*** Information provided
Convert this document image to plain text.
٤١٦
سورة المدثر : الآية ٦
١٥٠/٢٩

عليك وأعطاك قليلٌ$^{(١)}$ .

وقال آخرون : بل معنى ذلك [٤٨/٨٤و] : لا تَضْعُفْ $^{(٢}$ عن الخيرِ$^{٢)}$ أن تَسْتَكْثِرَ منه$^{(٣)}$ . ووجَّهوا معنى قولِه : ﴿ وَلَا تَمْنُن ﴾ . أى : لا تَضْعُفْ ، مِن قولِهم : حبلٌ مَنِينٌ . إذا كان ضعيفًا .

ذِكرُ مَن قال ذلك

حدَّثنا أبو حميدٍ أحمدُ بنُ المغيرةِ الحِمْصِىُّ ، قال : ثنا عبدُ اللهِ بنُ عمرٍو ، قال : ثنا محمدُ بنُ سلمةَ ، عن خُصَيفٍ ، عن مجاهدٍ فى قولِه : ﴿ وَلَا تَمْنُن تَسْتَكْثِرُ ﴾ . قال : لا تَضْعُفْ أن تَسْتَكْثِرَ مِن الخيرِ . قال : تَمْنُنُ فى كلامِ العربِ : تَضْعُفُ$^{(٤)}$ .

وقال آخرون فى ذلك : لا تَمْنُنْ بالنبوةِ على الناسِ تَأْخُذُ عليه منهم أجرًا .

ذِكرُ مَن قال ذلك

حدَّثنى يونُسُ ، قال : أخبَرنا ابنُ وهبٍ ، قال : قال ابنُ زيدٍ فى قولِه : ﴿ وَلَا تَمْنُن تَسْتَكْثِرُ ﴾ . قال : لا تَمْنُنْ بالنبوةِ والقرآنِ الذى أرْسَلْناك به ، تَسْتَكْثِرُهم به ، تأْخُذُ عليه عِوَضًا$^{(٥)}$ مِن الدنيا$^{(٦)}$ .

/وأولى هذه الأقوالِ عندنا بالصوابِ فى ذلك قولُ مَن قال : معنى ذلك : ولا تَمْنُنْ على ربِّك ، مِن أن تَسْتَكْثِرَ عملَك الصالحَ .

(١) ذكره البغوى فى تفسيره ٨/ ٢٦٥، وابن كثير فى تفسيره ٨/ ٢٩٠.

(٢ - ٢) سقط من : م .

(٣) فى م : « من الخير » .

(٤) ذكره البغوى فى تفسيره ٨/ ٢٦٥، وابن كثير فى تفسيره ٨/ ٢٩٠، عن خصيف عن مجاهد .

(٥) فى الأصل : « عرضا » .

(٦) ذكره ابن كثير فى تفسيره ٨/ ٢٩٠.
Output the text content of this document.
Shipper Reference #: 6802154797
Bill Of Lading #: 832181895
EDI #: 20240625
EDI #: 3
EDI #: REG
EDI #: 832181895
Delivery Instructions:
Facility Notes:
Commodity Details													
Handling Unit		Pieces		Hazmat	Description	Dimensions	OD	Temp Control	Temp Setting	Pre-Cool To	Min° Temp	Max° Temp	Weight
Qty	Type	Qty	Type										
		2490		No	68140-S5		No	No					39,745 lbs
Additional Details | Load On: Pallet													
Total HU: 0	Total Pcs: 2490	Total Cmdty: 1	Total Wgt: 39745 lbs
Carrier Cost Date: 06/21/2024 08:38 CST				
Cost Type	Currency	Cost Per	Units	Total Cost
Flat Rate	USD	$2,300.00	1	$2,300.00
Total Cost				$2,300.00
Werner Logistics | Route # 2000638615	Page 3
******
- _What you are asked to do_
Give the entries again in full, exactly as they are written.

- _Result of the task_
Convert this document image to plain text.
٤١٦
سورة المدثر : الآية ٦
١٥٠/٢٩

عليك وأعطاك قليلٌ$^{(١)}$ .

وقال آخرون : بل معنى ذلك [٤٨/٨٤و] : لا تَضْعُفْ $^{(٢}$ عن الخيرِ$^{٢)}$ أن تَسْتَكْثِرَ منه$^{(٣)}$ . ووجَّهوا معنى قولِه : ﴿ وَلَا تَمْنُن ﴾ . أى : لا تَضْعُفْ ، مِن قولِهم : حبلٌ مَنِينٌ . إذا كان ضعيفًا .

ذِكرُ مَن قال ذلك

حدَّثنا أبو حميدٍ أحمدُ بنُ المغيرةِ الحِمْصِىُّ ، قال : ثنا عبدُ اللهِ بنُ عمرٍو ، قال : ثنا محمدُ بنُ سلمةَ ، عن خُصَيفٍ ، عن مجاهدٍ فى قولِه : ﴿ وَلَا تَمْنُن تَسْتَكْثِرُ ﴾ . قال : لا تَضْعُفْ أن تَسْتَكْثِرَ مِن الخيرِ . قال : تَمْنُنُ فى كلامِ العربِ : تَضْعُفُ$^{(٤)}$ .

وقال آخرون فى ذلك : لا تَمْنُنْ بالنبوةِ على الناسِ تَأْخُذُ عليه منهم أجرًا .

ذِكرُ مَن قال ذلك

حدَّثنى يونُسُ ، قال : أخبَرنا ابنُ وهبٍ ، قال : قال ابنُ زيدٍ فى قولِه : ﴿ وَلَا تَمْنُن تَسْتَكْثِرُ ﴾ . قال : لا تَمْنُنْ بالنبوةِ والقرآنِ الذى أرْسَلْناك به ، تَسْتَكْثِرُهم به ، تأْخُذُ عليه عِوَضًا$^{(٥)}$ مِن الدنيا$^{(٦)}$ .

/وأولى هذه الأقوالِ عندنا بالصوابِ فى ذلك قولُ مَن قال : معنى ذلك : ولا تَمْنُنْ على ربِّك ، مِن أن تَسْتَكْثِرَ عملَك الصالحَ .

(١) ذكره البغوى فى تفسيره ٨/ ٢٦٥، وابن كثير فى تفسيره ٨/ ٢٩٠.

(٢ - ٢) سقط من : م .

(٣) فى م : « من الخير » .

(٤) ذكره البغوى فى تفسيره ٨/ ٢٦٥، وابن كثير فى تفسيره ٨/ ٢٩٠، عن خصيف عن مجاهد .

(٥) فى الأصل : « عرضا » .

(٦) ذكره ابن كثير فى تفسيره ٨/ ٢٩٠.
Output the text content of this document.
Shipper Reference #: 6802154797
Bill Of Lading #: 832181895
EDI #: 20240625
EDI #: 3
EDI #: REG
EDI #: 832181895
Delivery Instructions:
Facility Notes:
Commodity Details													
Handling Unit		Pieces		Hazmat	Description	Dimensions	OD	Temp Control	Temp Setting	Pre-Cool To	Min° Temp	Max° Temp	Weight
Qty	Type	Qty	Type										
		2490		No	68140-S5		No	No					39,745 lbs
Additional Details | Load On: Pallet													
Total HU: 0	Total Pcs: 2490	Total Cmdty: 1	Total Wgt: 39745 lbs
Carrier Cost Date: 06/21/2024 08:38 CST				
Cost Type	Currency	Cost Per	Units	Total Cost
Flat Rate	USD	$2,300.00	1	$2,300.00
Total Cost				$2,300.00
Werner Logistics | Route # 2000638615	Page 3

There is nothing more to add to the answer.